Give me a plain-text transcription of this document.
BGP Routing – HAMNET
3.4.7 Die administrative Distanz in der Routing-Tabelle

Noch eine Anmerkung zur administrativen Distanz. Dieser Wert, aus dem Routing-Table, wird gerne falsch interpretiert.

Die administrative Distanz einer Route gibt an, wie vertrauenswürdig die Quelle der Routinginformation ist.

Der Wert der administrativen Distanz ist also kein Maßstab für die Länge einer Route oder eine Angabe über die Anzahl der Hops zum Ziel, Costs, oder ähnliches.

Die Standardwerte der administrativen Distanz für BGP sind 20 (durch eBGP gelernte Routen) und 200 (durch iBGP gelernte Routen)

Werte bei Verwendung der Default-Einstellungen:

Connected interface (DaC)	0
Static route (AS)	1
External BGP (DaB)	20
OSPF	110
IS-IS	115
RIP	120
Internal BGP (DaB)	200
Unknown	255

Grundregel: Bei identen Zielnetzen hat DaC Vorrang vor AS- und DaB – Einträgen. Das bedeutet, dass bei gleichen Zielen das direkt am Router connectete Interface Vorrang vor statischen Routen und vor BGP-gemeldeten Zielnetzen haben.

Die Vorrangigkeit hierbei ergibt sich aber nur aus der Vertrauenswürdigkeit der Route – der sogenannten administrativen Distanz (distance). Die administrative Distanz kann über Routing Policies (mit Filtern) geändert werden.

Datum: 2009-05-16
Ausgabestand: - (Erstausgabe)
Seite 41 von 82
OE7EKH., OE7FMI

**Required task:** Your task is to reproduce the whole listing exactly.

**Task answer:**
Give me a plain-text transcription of this document.
BGP Routing – HAMNET
3.4.7 Die administrative Distanz in der Routing-Tabelle

Noch eine Anmerkung zur administrativen Distanz. Dieser Wert, aus dem Routing-Table, wird gerne falsch interpretiert.

Die administrative Distanz einer Route gibt an, wie vertrauenswürdig die Quelle der Routinginformation ist.

Der Wert der administrativen Distanz ist also kein Maßstab für die Länge einer Route oder eine Angabe über die Anzahl der Hops zum Ziel, Costs, oder ähnliches.

Die Standardwerte der administrativen Distanz für BGP sind 20 (durch eBGP gelernte Routen) und 200 (durch iBGP gelernte Routen)

Werte bei Verwendung der Default-Einstellungen:

Connected interface (DaC)	0
Static route (AS)	1
External BGP (DaB)	20
OSPF	110
IS-IS	115
RIP	120
Internal BGP (DaB)	200
Unknown	255

Grundregel: Bei identen Zielnetzen hat DaC Vorrang vor AS- und DaB – Einträgen. Das bedeutet, dass bei gleichen Zielen das direkt am Router connectete Interface Vorrang vor statischen Routen und vor BGP-gemeldeten Zielnetzen haben.

Die Vorrangigkeit hierbei ergibt sich aber nur aus der Vertrauenswürdigkeit der Route – der sogenannten administrativen Distanz (distance). Die administrative Distanz kann über Routing Policies (mit Filtern) geändert werden.

Datum: 2009-05-16
Ausgabestand: - (Erstausgabe)
Seite 41 von 82
OE7EKH., OE7FMI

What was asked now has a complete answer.